## TASK REQUIREMENTS
Write out the data below exactly as given, without any of its pictures.

※

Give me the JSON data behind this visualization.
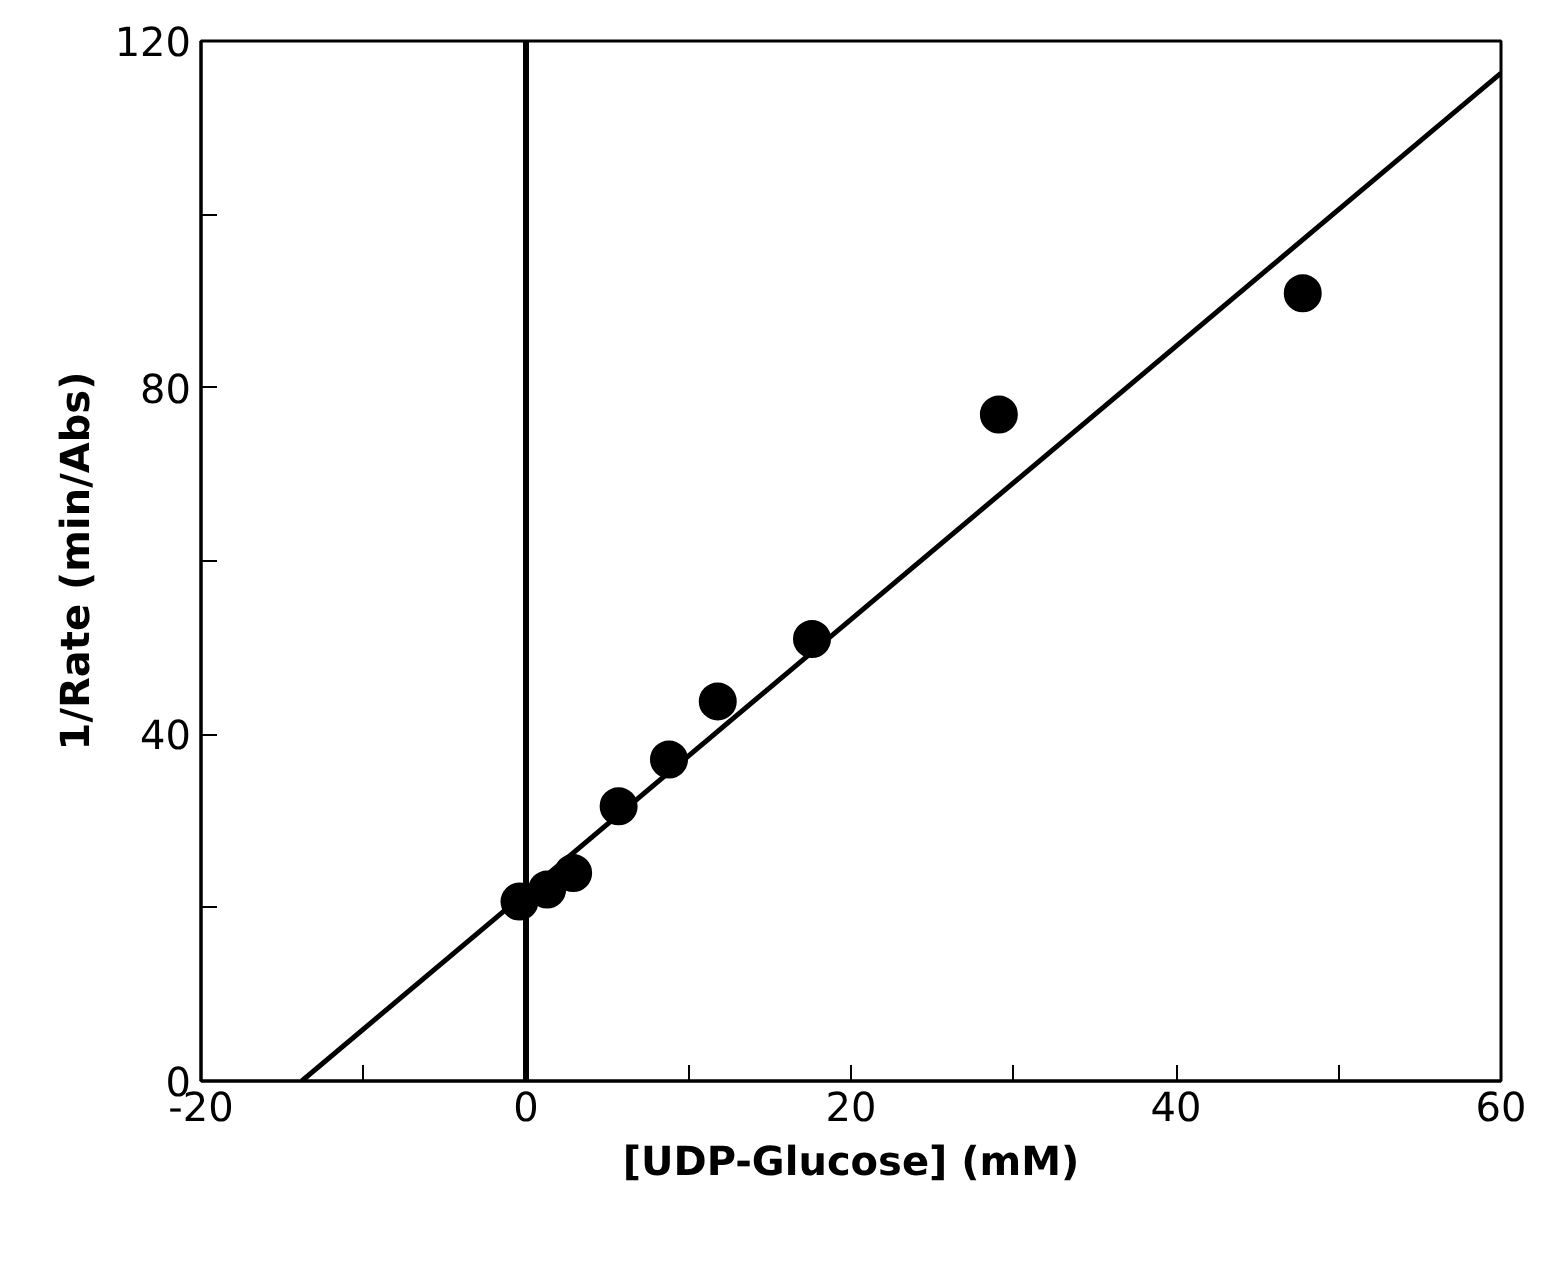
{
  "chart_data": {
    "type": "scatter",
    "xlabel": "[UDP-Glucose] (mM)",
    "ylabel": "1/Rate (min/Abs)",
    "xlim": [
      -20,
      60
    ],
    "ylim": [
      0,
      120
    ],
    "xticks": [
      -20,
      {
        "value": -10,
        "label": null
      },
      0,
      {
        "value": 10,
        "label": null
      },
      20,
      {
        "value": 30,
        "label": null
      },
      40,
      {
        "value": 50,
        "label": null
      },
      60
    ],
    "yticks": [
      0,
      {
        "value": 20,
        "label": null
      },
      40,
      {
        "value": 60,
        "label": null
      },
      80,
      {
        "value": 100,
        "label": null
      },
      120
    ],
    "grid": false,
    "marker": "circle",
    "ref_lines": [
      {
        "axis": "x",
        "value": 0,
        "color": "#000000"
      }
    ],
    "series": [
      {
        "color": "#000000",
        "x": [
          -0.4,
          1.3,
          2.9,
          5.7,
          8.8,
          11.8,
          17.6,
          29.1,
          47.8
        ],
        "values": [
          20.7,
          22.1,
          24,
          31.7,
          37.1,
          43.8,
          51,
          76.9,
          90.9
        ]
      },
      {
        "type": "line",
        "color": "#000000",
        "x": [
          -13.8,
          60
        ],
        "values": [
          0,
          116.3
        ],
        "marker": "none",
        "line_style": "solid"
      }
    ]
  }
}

※

## OUTPUT FOR THIS TASK
Give me the JSON data behind this visualization.
{
  "chart_data": {
    "type": "scatter",
    "xlabel": "[UDP-Glucose] (mM)",
    "ylabel": "1/Rate (min/Abs)",
    "xlim": [
      -20,
      60
    ],
    "ylim": [
      0,
      120
    ],
    "xticks": [
      -20,
      {
        "value": -10,
        "label": null
      },
      0,
      {
        "value": 10,
        "label": null
      },
      20,
      {
        "value": 30,
        "label": null
      },
      40,
      {
        "value": 50,
        "label": null
      },
      60
    ],
    "yticks": [
      0,
      {
        "value": 20,
        "label": null
      },
      40,
      {
        "value": 60,
        "label": null
      },
      80,
      {
        "value": 100,
        "label": null
      },
      120
    ],
    "grid": false,
    "marker": "circle",
    "ref_lines": [
      {
        "axis": "x",
        "value": 0,
        "color": "#000000"
      }
    ],
    "series": [
      {
        "color": "#000000",
        "x": [
          -0.4,
          1.3,
          2.9,
          5.7,
          8.8,
          11.8,
          17.6,
          29.1,
          47.8
        ],
        "values": [
          20.7,
          22.1,
          24,
          31.7,
          37.1,
          43.8,
          51,
          76.9,
          90.9
        ]
      },
      {
        "type": "line",
        "color": "#000000",
        "x": [
          -13.8,
          60
        ],
        "values": [
          0,
          116.3
        ],
        "marker": "none",
        "line_style": "solid"
      }
    ]
  }
}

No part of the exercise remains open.